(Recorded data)
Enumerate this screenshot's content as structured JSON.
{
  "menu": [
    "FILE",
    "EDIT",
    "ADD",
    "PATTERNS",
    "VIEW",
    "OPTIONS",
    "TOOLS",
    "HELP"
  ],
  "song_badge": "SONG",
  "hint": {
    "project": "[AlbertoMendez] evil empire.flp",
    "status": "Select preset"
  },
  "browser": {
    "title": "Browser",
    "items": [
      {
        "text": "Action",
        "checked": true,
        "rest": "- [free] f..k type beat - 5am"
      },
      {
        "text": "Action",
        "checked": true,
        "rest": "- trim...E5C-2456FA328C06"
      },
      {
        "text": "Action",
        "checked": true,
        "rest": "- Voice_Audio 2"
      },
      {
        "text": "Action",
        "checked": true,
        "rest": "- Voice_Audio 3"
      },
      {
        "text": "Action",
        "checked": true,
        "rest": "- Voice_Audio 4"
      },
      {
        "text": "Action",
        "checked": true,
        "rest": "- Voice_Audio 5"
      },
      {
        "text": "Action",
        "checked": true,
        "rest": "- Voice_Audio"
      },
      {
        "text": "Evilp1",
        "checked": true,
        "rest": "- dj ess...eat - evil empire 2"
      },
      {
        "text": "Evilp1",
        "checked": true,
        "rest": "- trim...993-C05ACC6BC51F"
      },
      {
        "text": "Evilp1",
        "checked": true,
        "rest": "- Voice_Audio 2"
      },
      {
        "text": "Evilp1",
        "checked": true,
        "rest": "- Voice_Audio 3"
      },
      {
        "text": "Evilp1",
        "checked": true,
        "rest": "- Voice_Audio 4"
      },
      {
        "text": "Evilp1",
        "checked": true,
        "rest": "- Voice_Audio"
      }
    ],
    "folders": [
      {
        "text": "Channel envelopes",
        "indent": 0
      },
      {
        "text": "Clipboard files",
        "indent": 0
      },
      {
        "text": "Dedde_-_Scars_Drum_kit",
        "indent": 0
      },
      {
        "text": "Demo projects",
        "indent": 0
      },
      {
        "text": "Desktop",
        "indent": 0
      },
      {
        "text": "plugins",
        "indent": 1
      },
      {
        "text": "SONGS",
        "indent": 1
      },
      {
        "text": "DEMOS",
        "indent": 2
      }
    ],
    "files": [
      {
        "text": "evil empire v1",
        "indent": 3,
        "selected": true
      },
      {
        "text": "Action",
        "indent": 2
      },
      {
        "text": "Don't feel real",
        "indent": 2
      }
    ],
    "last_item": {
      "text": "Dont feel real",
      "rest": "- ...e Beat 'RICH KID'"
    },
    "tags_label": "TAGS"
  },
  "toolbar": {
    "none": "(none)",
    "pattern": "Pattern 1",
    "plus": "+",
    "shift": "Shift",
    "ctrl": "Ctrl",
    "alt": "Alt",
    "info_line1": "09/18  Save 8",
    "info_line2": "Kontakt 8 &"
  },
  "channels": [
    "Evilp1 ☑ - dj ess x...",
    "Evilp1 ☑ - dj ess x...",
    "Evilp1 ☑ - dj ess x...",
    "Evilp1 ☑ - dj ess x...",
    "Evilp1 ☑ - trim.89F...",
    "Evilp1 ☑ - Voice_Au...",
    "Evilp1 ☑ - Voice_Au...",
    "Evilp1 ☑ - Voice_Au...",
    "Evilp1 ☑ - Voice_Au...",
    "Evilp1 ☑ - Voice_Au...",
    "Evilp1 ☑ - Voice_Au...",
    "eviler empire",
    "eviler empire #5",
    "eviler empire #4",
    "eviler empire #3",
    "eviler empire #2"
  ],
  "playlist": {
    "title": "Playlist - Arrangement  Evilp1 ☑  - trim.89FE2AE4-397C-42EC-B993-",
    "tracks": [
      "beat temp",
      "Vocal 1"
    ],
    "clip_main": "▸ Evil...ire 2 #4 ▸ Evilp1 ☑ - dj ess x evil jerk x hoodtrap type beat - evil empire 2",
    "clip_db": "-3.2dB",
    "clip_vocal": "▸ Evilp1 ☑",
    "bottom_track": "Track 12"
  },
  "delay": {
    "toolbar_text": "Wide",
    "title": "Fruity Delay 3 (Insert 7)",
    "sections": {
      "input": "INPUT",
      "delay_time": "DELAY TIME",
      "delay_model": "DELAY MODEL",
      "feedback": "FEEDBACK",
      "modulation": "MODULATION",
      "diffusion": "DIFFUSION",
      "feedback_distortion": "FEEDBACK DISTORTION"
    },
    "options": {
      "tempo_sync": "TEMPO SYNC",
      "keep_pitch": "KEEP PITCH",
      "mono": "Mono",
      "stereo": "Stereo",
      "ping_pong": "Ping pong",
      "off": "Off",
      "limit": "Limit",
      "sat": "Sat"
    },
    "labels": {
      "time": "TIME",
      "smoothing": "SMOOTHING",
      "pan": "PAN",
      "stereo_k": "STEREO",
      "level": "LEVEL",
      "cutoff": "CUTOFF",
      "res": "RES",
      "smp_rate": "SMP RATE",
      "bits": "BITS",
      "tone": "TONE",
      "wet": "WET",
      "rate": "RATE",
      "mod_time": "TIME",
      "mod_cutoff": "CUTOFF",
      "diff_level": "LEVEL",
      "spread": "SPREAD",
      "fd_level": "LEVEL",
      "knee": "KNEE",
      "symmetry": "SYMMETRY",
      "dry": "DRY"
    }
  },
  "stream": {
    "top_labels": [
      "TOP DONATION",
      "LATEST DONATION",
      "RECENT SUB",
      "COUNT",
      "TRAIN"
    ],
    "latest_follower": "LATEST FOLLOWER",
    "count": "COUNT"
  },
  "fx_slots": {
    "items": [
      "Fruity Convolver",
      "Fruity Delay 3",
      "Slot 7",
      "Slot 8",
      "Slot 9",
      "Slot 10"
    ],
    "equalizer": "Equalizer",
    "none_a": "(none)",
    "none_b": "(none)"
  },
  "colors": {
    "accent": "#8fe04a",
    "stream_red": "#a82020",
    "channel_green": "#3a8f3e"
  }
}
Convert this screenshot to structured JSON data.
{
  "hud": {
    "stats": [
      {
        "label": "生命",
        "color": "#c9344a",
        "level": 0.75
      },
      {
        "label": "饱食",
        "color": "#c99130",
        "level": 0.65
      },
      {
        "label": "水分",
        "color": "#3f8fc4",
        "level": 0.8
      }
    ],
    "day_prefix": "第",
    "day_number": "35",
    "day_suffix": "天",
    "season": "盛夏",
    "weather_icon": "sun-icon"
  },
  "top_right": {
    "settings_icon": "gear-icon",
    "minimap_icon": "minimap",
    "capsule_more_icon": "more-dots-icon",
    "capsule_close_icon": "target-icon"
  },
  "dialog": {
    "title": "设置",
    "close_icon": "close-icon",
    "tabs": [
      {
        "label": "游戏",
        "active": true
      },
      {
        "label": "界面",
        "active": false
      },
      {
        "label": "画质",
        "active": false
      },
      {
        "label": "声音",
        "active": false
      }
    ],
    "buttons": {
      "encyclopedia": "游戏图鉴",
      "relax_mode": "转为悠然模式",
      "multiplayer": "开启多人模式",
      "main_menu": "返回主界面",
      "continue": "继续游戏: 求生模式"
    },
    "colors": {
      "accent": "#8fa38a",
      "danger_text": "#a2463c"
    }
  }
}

EXERCISE DESCRIPTION: Repeat every line of the records above exactly.

RESPONSE FOR THIS EXERCISE:
Enumerate this screenshot's content as structured JSON.
{
  "menu": [
    "FILE",
    "EDIT",
    "ADD",
    "PATTERNS",
    "VIEW",
    "OPTIONS",
    "TOOLS",
    "HELP"
  ],
  "song_badge": "SONG",
  "hint": {
    "project": "[AlbertoMendez] evil empire.flp",
    "status": "Select preset"
  },
  "browser": {
    "title": "Browser",
    "items": [
      {
        "text": "Action",
        "checked": true,
        "rest": "- [free] f..k type beat - 5am"
      },
      {
        "text": "Action",
        "checked": true,
        "rest": "- trim...E5C-2456FA328C06"
      },
      {
        "text": "Action",
        "checked": true,
        "rest": "- Voice_Audio 2"
      },
      {
        "text": "Action",
        "checked": true,
        "rest": "- Voice_Audio 3"
      },
      {
        "text": "Action",
        "checked": true,
        "rest": "- Voice_Audio 4"
      },
      {
        "text": "Action",
        "checked": true,
        "rest": "- Voice_Audio 5"
      },
      {
        "text": "Action",
        "checked": true,
        "rest": "- Voice_Audio"
      },
      {
        "text": "Evilp1",
        "checked": true,
        "rest": "- dj ess...eat - evil empire 2"
      },
      {
        "text": "Evilp1",
        "checked": true,
        "rest": "- trim...993-C05ACC6BC51F"
      },
      {
        "text": "Evilp1",
        "checked": true,
        "rest": "- Voice_Audio 2"
      },
      {
        "text": "Evilp1",
        "checked": true,
        "rest": "- Voice_Audio 3"
      },
      {
        "text": "Evilp1",
        "checked": true,
        "rest": "- Voice_Audio 4"
      },
      {
        "text": "Evilp1",
        "checked": true,
        "rest": "- Voice_Audio"
      }
    ],
    "folders": [
      {
        "text": "Channel envelopes",
        "indent": 0
      },
      {
        "text": "Clipboard files",
        "indent": 0
      },
      {
        "text": "Dedde_-_Scars_Drum_kit",
        "indent": 0
      },
      {
        "text": "Demo projects",
        "indent": 0
      },
      {
        "text": "Desktop",
        "indent": 0
      },
      {
        "text": "plugins",
        "indent": 1
      },
      {
        "text": "SONGS",
        "indent": 1
      },
      {
        "text": "DEMOS",
        "indent": 2
      }
    ],
    "files": [
      {
        "text": "evil empire v1",
        "indent": 3,
        "selected": true
      },
      {
        "text": "Action",
        "indent": 2
      },
      {
        "text": "Don't feel real",
        "indent": 2
      }
    ],
    "last_item": {
      "text": "Dont feel real",
      "rest": "- ...e Beat 'RICH KID'"
    },
    "tags_label": "TAGS"
  },
  "toolbar": {
    "none": "(none)",
    "pattern": "Pattern 1",
    "plus": "+",
    "shift": "Shift",
    "ctrl": "Ctrl",
    "alt": "Alt",
    "info_line1": "09/18  Save 8",
    "info_line2": "Kontakt 8 &"
  },
  "channels": [
    "Evilp1 ☑ - dj ess x...",
    "Evilp1 ☑ - dj ess x...",
    "Evilp1 ☑ - dj ess x...",
    "Evilp1 ☑ - dj ess x...",
    "Evilp1 ☑ - trim.89F...",
    "Evilp1 ☑ - Voice_Au...",
    "Evilp1 ☑ - Voice_Au...",
    "Evilp1 ☑ - Voice_Au...",
    "Evilp1 ☑ - Voice_Au...",
    "Evilp1 ☑ - Voice_Au...",
    "Evilp1 ☑ - Voice_Au...",
    "eviler empire",
    "eviler empire #5",
    "eviler empire #4",
    "eviler empire #3",
    "eviler empire #2"
  ],
  "playlist": {
    "title": "Playlist - Arrangement  Evilp1 ☑  - trim.89FE2AE4-397C-42EC-B993-",
    "tracks": [
      "beat temp",
      "Vocal 1"
    ],
    "clip_main": "▸ Evil...ire 2 #4 ▸ Evilp1 ☑ - dj ess x evil jerk x hoodtrap type beat - evil empire 2",
    "clip_db": "-3.2dB",
    "clip_vocal": "▸ Evilp1 ☑",
    "bottom_track": "Track 12"
  },
  "delay": {
    "toolbar_text": "Wide",
    "title": "Fruity Delay 3 (Insert 7)",
    "sections": {
      "input": "INPUT",
      "delay_time": "DELAY TIME",
      "delay_model": "DELAY MODEL",
      "feedback": "FEEDBACK",
      "modulation": "MODULATION",
      "diffusion": "DIFFUSION",
      "feedback_distortion": "FEEDBACK DISTORTION"
    },
    "options": {
      "tempo_sync": "TEMPO SYNC",
      "keep_pitch": "KEEP PITCH",
      "mono": "Mono",
      "stereo": "Stereo",
      "ping_pong": "Ping pong",
      "off": "Off",
      "limit": "Limit",
      "sat": "Sat"
    },
    "labels": {
      "time": "TIME",
      "smoothing": "SMOOTHING",
      "pan": "PAN",
      "stereo_k": "STEREO",
      "level": "LEVEL",
      "cutoff": "CUTOFF",
      "res": "RES",
      "smp_rate": "SMP RATE",
      "bits": "BITS",
      "tone": "TONE",
      "wet": "WET",
      "rate": "RATE",
      "mod_time": "TIME",
      "mod_cutoff": "CUTOFF",
      "diff_level": "LEVEL",
      "spread": "SPREAD",
      "fd_level": "LEVEL",
      "knee": "KNEE",
      "symmetry": "SYMMETRY",
      "dry": "DRY"
    }
  },
  "stream": {
    "top_labels": [
      "TOP DONATION",
      "LATEST DONATION",
      "RECENT SUB",
      "COUNT",
      "TRAIN"
    ],
    "latest_follower": "LATEST FOLLOWER",
    "count": "COUNT"
  },
  "fx_slots": {
    "items": [
      "Fruity Convolver",
      "Fruity Delay 3",
      "Slot 7",
      "Slot 8",
      "Slot 9",
      "Slot 10"
    ],
    "equalizer": "Equalizer",
    "none_a": "(none)",
    "none_b": "(none)"
  },
  "colors": {
    "accent": "#8fe04a",
    "stream_red": "#a82020",
    "channel_green": "#3a8f3e"
  }
}
Convert this screenshot to structured JSON data.
{
  "hud": {
    "stats": [
      {
        "label": "生命",
        "color": "#c9344a",
        "level": 0.75
      },
      {
        "label": "饱食",
        "color": "#c99130",
        "level": 0.65
      },
      {
        "label": "水分",
        "color": "#3f8fc4",
        "level": 0.8
      }
    ],
    "day_prefix": "第",
    "day_number": "35",
    "day_suffix": "天",
    "season": "盛夏",
    "weather_icon": "sun-icon"
  },
  "top_right": {
    "settings_icon": "gear-icon",
    "minimap_icon": "minimap",
    "capsule_more_icon": "more-dots-icon",
    "capsule_close_icon": "target-icon"
  },
  "dialog": {
    "title": "设置",
    "close_icon": "close-icon",
    "tabs": [
      {
        "label": "游戏",
        "active": true
      },
      {
        "label": "界面",
        "active": false
      },
      {
        "label": "画质",
        "active": false
      },
      {
        "label": "声音",
        "active": false
      }
    ],
    "buttons": {
      "encyclopedia": "游戏图鉴",
      "relax_mode": "转为悠然模式",
      "multiplayer": "开启多人模式",
      "main_menu": "返回主界面",
      "continue": "继续游戏: 求生模式"
    },
    "colors": {
      "accent": "#8fa38a",
      "danger_text": "#a2463c"
    }
  }
}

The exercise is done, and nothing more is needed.